(Set of tasks)
(A) In the text on Dalmatia, what was the city of Split built around?
(B) Copy the Dalmatia text from "Dalmatia, a historic" up to and including "of cultural intrigue.", and swap "coastal" for "seaside".

Dalmatia, a historic region of Croatia, is today peopled by three distinct groups. The ‘Fetivi’ occupy the urban coastal cities, the old towns and historic attractions clear descendants of a heavy Italian and classical Roman heritage, while the further inland you venture the more you encounter the influence of the Turkish Ottoman Empire and its descendants, the Vlaji. The largest city in Dalmatia, the city of Split, stands testament to the influence of the Roman empire, built as it was around the Palace of the Emperor Diocletian, and historical hubs such as the city of Dubrovnic offer a wealth of cultural intrigue.
From Dubrovnic you can catch a ferry to the island of Korcula, which many describe as ‘Dubrovnic on a smaller scale’. It is as rich in history but less populated a true idyll away from the tat of tourism and bustle of the crowds.

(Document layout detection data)
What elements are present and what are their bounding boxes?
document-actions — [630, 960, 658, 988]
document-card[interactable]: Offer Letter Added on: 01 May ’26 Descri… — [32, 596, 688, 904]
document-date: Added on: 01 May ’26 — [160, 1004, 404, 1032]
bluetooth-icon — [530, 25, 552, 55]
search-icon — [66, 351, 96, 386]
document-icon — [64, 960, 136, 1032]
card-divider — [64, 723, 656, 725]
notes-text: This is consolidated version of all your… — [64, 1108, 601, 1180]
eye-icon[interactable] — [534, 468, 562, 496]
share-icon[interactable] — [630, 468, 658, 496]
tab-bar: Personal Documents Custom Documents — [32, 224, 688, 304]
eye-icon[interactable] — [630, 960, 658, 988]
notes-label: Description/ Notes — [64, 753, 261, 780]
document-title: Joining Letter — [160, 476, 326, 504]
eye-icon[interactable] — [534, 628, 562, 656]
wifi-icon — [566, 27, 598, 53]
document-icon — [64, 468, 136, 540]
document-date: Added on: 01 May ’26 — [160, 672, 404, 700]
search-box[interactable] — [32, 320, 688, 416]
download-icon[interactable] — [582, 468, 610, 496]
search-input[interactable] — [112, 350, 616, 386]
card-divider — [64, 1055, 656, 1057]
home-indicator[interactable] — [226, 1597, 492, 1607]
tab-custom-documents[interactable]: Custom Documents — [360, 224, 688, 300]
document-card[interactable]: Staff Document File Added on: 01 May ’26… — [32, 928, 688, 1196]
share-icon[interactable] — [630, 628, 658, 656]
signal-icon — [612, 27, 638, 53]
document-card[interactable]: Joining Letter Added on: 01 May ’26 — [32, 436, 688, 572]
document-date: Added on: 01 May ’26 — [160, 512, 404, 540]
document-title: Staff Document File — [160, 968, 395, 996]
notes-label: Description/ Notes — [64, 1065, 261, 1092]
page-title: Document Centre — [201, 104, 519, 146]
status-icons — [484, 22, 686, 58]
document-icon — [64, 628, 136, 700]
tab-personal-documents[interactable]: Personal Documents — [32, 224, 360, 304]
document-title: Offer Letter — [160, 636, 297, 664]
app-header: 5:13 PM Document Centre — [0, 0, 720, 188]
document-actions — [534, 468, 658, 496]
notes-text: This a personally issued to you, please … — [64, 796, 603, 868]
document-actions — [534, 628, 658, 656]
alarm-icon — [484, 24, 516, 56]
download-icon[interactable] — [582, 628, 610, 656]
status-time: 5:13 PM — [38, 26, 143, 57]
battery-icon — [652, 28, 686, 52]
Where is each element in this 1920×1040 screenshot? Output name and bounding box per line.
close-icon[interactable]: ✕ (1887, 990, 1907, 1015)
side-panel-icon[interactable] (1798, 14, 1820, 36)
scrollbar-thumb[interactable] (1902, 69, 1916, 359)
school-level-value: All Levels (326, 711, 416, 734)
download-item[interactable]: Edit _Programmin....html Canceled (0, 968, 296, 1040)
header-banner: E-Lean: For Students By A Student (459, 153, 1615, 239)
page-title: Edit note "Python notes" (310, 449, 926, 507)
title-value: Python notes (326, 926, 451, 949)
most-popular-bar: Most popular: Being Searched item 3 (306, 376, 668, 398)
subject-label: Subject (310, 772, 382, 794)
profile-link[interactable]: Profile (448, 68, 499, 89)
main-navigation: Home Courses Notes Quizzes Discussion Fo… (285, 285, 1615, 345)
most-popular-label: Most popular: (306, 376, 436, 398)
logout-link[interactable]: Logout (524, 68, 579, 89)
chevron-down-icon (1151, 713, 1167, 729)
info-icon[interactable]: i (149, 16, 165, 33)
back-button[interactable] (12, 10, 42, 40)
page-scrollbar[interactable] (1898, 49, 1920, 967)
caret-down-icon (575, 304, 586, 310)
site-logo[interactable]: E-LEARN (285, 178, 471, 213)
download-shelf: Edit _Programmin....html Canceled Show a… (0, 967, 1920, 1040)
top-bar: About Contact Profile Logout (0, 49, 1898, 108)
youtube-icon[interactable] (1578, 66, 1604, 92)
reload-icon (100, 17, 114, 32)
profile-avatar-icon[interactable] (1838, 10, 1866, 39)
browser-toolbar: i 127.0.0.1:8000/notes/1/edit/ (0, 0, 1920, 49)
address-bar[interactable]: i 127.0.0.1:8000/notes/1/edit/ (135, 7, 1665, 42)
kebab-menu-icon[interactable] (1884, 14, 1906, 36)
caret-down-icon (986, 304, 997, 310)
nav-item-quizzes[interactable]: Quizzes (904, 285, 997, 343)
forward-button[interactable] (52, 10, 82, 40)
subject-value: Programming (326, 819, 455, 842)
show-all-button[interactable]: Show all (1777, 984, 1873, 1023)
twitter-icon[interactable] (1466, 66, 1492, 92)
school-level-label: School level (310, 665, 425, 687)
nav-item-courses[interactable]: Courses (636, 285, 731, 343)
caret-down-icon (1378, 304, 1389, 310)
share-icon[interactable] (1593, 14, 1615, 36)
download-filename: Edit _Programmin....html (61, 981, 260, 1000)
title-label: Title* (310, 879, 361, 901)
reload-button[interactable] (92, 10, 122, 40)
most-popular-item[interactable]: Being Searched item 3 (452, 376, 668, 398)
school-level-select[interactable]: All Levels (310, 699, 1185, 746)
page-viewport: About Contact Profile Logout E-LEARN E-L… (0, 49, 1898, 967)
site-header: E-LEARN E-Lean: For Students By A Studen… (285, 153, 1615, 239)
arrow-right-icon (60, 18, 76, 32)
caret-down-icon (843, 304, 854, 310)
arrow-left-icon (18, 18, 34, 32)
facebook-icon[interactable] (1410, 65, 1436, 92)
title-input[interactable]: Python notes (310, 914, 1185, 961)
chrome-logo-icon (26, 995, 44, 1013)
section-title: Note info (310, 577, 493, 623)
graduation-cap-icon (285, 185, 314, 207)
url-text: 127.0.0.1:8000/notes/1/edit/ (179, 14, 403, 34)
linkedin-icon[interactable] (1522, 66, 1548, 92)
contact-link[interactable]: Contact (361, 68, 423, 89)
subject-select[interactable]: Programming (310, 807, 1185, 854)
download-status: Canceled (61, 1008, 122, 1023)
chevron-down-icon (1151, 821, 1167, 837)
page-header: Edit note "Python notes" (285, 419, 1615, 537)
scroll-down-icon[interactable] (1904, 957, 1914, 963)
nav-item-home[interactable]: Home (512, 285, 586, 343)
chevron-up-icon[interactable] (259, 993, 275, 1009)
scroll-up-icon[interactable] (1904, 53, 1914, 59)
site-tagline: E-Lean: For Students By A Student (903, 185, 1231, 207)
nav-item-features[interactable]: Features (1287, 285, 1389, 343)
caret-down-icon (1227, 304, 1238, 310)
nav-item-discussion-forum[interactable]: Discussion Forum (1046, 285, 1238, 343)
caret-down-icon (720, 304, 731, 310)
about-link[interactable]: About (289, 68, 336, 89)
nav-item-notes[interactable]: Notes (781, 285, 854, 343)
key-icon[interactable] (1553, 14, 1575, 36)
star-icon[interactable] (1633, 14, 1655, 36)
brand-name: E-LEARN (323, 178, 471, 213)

(Answers for each item)
(A) The Palace of the Emperor Diocletian.

(B)
Dalmatia, a historic region of Croatia, is today peopled by three distinct groups. The ‘Fetivi’ occupy the urban seaside cities, the old towns and historic attractions clear descendants of a heavy Italian and classical Roman heritage, while the further inland you venture the more you encounter the influence of the Turkish Ottoman Empire and its descendants, the Vlaji. The largest city in Dalmatia, the city of Split, stands testament to the influence of the Roman empire, built as it was around the Palace of the Emperor Diocletian, and historical hubs such as the city of Dubrovnic offer a wealth of cultural intrigue.